### PASSAGE TO READ
Last Modified 2009-10-05 10:22:07
No More Panic would like to thank Meg for contributing this page. Meg is a RGN (Registered General Nurse)

When you first present at your doctors with acute anxiety and panic your doctor may recommend you take some medication to help you through this difficult time.

Information
For an comprehensive A-Z list of medications click here

Medications are not the only way to aid recover so your talk with your GP should be a discussion about what may work best for you rather than just a prescription being issued. (Please do see our page on getting help and read the NICE guidelines provided)

Please also take a look at the Benzodiazepines (tranquillisers) page as well for further information.

Below there is more information about each type of medication and links for further information.

It is your choice whether to take medication to help you through your current issues. The 'gold standard' recommended in the NICE guidelines for anxiety is CBT therapy. This can be combined with or without medication.

It is possible to recover without using medication at all.

The medications may significantly ease symptoms and give you a well needed break from feeling so terrible each day but they will not cure you of all your problems or symptoms. Using medication can prove to you that the symptoms you are experiencing are indeed anxiety and not some other dreaded lurgy as many of these symptoms will lessen or disappear whilst you are on the medication.
######
■ **TASKS**:
1. According to the passage on anxiety medication, what do the NICE guidelines name as the "gold standard" for anxiety?
2. Retype the portion of the passage on anxiety medication starting at "It is your choice" and ending at "medication at all.".
3. Write what comes next in the passage on anxiety medication, picking up after its final sentence.
### GIVEN ENTRIES
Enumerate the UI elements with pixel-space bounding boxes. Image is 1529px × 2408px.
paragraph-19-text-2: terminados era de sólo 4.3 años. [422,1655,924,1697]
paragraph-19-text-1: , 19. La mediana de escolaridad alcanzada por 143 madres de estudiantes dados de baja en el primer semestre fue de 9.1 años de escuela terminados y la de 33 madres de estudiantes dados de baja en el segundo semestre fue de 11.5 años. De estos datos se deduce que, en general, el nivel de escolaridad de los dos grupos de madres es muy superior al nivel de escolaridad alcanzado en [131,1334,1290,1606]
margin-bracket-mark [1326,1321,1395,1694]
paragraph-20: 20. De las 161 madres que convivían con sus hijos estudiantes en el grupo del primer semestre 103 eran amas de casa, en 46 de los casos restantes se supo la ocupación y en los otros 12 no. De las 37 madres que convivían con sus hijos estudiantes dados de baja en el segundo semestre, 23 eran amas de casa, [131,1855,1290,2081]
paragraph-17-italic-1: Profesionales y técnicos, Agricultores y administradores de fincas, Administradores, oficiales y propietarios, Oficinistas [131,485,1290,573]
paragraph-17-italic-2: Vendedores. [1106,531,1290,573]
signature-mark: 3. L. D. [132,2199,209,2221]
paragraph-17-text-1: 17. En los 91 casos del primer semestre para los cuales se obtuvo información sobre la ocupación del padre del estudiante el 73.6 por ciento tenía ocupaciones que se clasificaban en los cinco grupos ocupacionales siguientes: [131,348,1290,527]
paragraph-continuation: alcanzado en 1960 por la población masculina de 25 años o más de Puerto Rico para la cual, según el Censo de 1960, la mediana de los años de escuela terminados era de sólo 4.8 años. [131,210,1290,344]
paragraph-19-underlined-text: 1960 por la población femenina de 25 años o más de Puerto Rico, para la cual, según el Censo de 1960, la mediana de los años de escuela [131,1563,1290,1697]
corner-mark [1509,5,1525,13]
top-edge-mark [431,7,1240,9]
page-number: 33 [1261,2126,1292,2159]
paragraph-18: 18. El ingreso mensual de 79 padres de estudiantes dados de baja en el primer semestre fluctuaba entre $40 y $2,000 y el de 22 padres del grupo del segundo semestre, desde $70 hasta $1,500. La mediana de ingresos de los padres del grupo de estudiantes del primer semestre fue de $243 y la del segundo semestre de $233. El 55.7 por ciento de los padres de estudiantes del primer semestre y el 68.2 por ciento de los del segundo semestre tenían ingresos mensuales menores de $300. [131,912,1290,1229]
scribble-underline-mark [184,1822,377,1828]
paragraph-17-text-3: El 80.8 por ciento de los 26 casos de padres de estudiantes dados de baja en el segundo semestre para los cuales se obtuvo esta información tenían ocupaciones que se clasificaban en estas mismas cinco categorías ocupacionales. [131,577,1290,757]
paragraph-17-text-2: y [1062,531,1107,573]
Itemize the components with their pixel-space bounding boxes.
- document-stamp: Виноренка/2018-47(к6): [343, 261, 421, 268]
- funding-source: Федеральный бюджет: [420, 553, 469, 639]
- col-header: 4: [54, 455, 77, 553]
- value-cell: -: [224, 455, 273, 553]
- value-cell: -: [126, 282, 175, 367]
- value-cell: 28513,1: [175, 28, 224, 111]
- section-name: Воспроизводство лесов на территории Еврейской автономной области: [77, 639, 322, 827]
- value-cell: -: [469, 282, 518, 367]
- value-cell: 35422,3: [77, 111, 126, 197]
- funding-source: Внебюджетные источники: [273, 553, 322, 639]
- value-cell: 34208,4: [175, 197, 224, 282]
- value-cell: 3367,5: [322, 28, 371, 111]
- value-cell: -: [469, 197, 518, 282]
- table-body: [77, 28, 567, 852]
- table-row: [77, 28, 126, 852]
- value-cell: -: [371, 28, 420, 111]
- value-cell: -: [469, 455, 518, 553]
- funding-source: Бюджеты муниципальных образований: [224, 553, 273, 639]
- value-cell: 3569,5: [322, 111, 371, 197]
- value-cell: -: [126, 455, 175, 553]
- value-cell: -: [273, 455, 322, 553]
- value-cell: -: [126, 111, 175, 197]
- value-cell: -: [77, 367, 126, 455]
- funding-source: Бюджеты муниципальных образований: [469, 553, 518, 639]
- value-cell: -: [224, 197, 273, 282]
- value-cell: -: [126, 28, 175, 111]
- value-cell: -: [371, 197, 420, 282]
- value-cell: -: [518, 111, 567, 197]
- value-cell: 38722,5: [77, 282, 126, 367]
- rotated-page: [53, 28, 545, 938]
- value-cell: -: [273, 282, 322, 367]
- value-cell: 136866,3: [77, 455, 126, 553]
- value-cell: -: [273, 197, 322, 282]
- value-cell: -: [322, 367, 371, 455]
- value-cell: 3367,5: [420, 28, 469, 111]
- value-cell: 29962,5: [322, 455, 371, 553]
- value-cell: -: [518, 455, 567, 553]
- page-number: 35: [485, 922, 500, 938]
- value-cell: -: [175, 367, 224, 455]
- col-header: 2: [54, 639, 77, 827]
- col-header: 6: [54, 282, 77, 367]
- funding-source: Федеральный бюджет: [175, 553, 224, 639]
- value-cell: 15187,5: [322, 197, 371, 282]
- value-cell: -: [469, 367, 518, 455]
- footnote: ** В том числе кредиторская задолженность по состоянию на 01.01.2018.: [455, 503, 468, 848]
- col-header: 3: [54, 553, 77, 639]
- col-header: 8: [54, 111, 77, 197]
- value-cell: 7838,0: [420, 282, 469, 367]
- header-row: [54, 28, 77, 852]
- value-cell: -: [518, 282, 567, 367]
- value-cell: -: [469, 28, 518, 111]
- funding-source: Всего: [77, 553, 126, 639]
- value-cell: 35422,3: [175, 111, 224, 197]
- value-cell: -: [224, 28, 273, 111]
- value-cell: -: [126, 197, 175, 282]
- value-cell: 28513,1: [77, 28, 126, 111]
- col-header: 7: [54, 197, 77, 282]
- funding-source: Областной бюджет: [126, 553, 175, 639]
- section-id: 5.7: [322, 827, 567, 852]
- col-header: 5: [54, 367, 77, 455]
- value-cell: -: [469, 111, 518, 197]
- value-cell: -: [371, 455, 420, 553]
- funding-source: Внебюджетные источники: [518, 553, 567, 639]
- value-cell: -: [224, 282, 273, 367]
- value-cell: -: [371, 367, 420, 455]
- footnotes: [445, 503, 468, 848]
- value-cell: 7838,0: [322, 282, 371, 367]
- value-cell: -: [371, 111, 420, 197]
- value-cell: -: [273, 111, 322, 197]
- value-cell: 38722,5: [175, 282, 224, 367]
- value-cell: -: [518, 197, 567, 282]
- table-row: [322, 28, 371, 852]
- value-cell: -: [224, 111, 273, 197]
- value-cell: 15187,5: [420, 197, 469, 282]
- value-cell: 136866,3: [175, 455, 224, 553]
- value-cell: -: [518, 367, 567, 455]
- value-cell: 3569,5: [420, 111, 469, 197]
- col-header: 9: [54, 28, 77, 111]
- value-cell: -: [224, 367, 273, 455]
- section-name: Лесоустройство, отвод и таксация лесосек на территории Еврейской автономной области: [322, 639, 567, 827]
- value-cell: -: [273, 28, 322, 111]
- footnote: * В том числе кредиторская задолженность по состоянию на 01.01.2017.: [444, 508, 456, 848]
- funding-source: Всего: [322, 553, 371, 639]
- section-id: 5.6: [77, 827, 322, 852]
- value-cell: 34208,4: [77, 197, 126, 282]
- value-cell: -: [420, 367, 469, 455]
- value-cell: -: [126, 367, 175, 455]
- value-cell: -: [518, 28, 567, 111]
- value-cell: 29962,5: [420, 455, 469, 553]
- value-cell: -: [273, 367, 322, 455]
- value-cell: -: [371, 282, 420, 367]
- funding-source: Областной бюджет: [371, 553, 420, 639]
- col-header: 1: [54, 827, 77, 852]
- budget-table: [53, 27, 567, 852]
######
■ **TASK-BY-TASK OUTPUTS**:
1. CBT therapy

2.
It is your choice whether to take medication to help you through your current issues. The 'gold standard' recommended in the NICE guidelines for anxiety is CBT therapy. This can be combined with or without medication.

It is possible to recover without using medication at all.

3.
If you go on medication but do nothing else constructive to help yourself, you may find the initial symptoms reoccurring once you stop the medication. If your issues are caused by something that may improve naturally over time like a bereavement then medication may be all you need to see you through a particularly difficult patch but medications are not a permanent solution to an established emotional problem.

Take all medicine as prescribed - taking any regular medicine erratically will impair its effectiveness and increase the side effect risk.

Never stop any regular medication abruptly - all 3 of these types of medications need weaning off gently.

If you cannot 'get on' with a particular medication do not despair - each type has several brands and another may suit you better. It is definitely not 'one drug fits all patients' - go back to your doctor and discuss alternative options.

Benzodiazepines

Benzodiazepines are often used for short-term relief of severe, disabling anxiety, panic or insomnia. They are superb used in the short term to help with an acute crisis. Medium or Long-term use can be problematic due to the development of tolerance and dependency.

They are believed to act on the GABA receptor GABAA, the activation of which causes a sedative/calming effect.

These medications began to be widely prescribed for stress-related ailments in the 1960s and 1970s and it was only in the 80's and subsequently that there was an outcry about the potential addiction problem and now they are monitored very carefully and usually only prescribed in small amounts at a time.

Some of them act for less than six hours and have few effects left the next day if taken before bedtime, but rebound insomnia may occur and they might cause wake-time anxiety. Intermediate-acting compounds have an effect for 6-10 hours, may have mild residual effects but rebound insomnia is not common. Long-acting compounds have strong sedative effects that persist. Accumulation and addition may occur.

These are the most common ones that you may be prescribed

  • chlordiazepoxide (Librium®)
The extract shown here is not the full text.